The problem:
Quote the records in full and leave their pictures out.

(Dataset records)
::::::
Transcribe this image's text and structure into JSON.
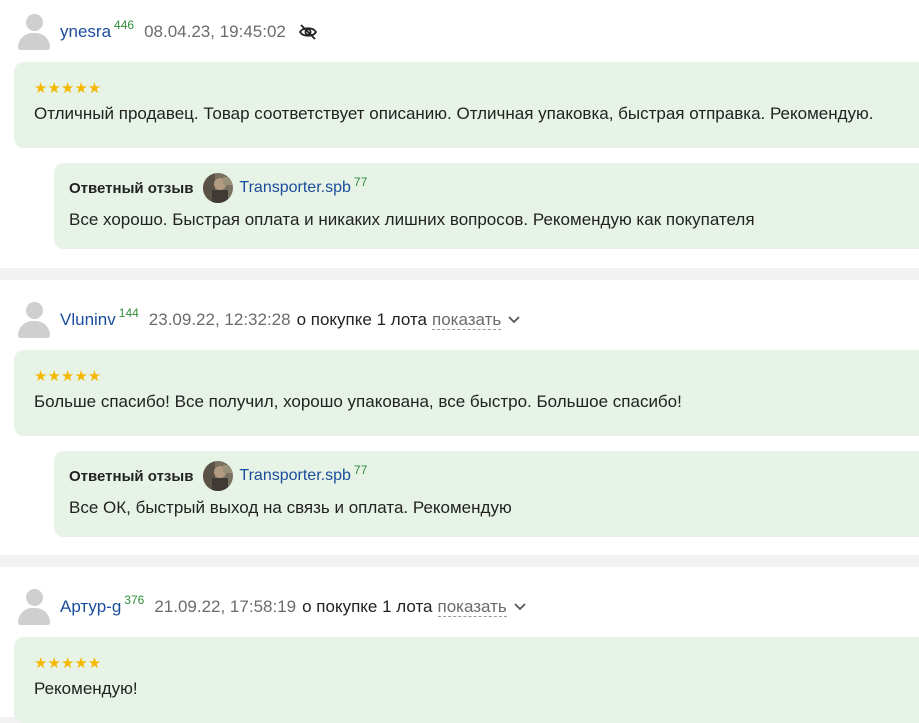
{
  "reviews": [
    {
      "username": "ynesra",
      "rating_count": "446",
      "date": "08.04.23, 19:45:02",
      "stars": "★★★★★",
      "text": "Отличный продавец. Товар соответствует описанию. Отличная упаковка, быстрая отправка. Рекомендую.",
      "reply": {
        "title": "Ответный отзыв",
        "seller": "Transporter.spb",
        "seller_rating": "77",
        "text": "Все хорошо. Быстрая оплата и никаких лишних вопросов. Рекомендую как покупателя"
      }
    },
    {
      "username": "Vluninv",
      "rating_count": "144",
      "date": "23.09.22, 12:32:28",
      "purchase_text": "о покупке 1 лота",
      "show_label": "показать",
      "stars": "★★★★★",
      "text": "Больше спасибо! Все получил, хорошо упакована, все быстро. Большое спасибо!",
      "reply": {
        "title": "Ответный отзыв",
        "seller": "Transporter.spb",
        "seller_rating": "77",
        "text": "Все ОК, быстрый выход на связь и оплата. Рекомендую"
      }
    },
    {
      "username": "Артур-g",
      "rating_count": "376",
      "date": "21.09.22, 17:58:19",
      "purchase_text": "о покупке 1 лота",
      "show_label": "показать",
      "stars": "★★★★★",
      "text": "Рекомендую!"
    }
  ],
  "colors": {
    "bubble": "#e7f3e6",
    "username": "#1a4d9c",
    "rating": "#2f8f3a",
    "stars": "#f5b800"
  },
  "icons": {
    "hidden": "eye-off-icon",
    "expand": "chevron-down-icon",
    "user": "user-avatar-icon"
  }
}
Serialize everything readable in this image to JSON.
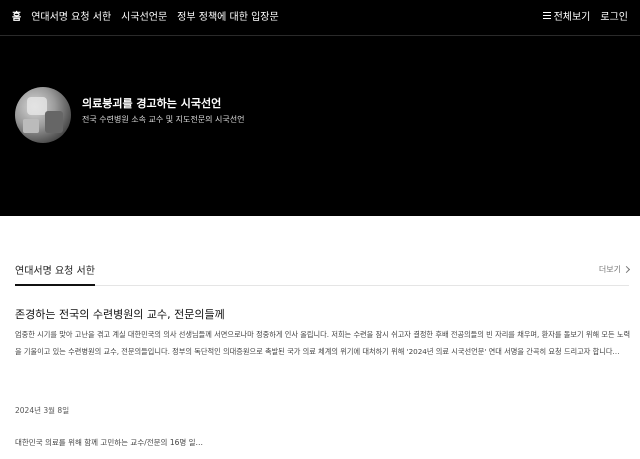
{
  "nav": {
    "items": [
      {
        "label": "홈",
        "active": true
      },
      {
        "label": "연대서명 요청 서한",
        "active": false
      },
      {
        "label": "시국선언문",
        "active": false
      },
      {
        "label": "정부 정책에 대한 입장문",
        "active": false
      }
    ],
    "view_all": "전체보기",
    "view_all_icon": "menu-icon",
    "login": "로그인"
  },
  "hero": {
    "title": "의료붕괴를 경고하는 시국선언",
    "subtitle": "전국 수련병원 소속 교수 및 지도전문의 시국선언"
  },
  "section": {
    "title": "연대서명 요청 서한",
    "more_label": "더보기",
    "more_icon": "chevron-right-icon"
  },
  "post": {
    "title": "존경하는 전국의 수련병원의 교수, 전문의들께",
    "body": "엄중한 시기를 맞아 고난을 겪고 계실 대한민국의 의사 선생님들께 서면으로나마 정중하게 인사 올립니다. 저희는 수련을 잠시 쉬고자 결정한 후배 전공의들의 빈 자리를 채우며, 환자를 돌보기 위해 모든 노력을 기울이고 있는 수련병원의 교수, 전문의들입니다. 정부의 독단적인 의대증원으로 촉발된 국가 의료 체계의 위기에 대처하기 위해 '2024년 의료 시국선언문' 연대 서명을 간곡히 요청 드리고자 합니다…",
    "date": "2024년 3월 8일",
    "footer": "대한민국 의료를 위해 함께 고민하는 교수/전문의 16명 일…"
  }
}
::::::
Correct output:
Transcribe this image's text and structure into JSON.
{
  "reviews": [
    {
      "username": "ynesra",
      "rating_count": "446",
      "date": "08.04.23, 19:45:02",
      "stars": "★★★★★",
      "text": "Отличный продавец. Товар соответствует описанию. Отличная упаковка, быстрая отправка. Рекомендую.",
      "reply": {
        "title": "Ответный отзыв",
        "seller": "Transporter.spb",
        "seller_rating": "77",
        "text": "Все хорошо. Быстрая оплата и никаких лишних вопросов. Рекомендую как покупателя"
      }
    },
    {
      "username": "Vluninv",
      "rating_count": "144",
      "date": "23.09.22, 12:32:28",
      "purchase_text": "о покупке 1 лота",
      "show_label": "показать",
      "stars": "★★★★★",
      "text": "Больше спасибо! Все получил, хорошо упакована, все быстро. Большое спасибо!",
      "reply": {
        "title": "Ответный отзыв",
        "seller": "Transporter.spb",
        "seller_rating": "77",
        "text": "Все ОК, быстрый выход на связь и оплата. Рекомендую"
      }
    },
    {
      "username": "Артур-g",
      "rating_count": "376",
      "date": "21.09.22, 17:58:19",
      "purchase_text": "о покупке 1 лота",
      "show_label": "показать",
      "stars": "★★★★★",
      "text": "Рекомендую!"
    }
  ],
  "colors": {
    "bubble": "#e7f3e6",
    "username": "#1a4d9c",
    "rating": "#2f8f3a",
    "stars": "#f5b800"
  },
  "icons": {
    "hidden": "eye-off-icon",
    "expand": "chevron-down-icon",
    "user": "user-avatar-icon"
  }
}
Serialize everything readable in this image to JSON.
{
  "nav": {
    "items": [
      {
        "label": "홈",
        "active": true
      },
      {
        "label": "연대서명 요청 서한",
        "active": false
      },
      {
        "label": "시국선언문",
        "active": false
      },
      {
        "label": "정부 정책에 대한 입장문",
        "active": false
      }
    ],
    "view_all": "전체보기",
    "view_all_icon": "menu-icon",
    "login": "로그인"
  },
  "hero": {
    "title": "의료붕괴를 경고하는 시국선언",
    "subtitle": "전국 수련병원 소속 교수 및 지도전문의 시국선언"
  },
  "section": {
    "title": "연대서명 요청 서한",
    "more_label": "더보기",
    "more_icon": "chevron-right-icon"
  },
  "post": {
    "title": "존경하는 전국의 수련병원의 교수, 전문의들께",
    "body": "엄중한 시기를 맞아 고난을 겪고 계실 대한민국의 의사 선생님들께 서면으로나마 정중하게 인사 올립니다. 저희는 수련을 잠시 쉬고자 결정한 후배 전공의들의 빈 자리를 채우며, 환자를 돌보기 위해 모든 노력을 기울이고 있는 수련병원의 교수, 전문의들입니다. 정부의 독단적인 의대증원으로 촉발된 국가 의료 체계의 위기에 대처하기 위해 '2024년 의료 시국선언문' 연대 서명을 간곡히 요청 드리고자 합니다…",
    "date": "2024년 3월 8일",
    "footer": "대한민국 의료를 위해 함께 고민하는 교수/전문의 16명 일…"
  }
}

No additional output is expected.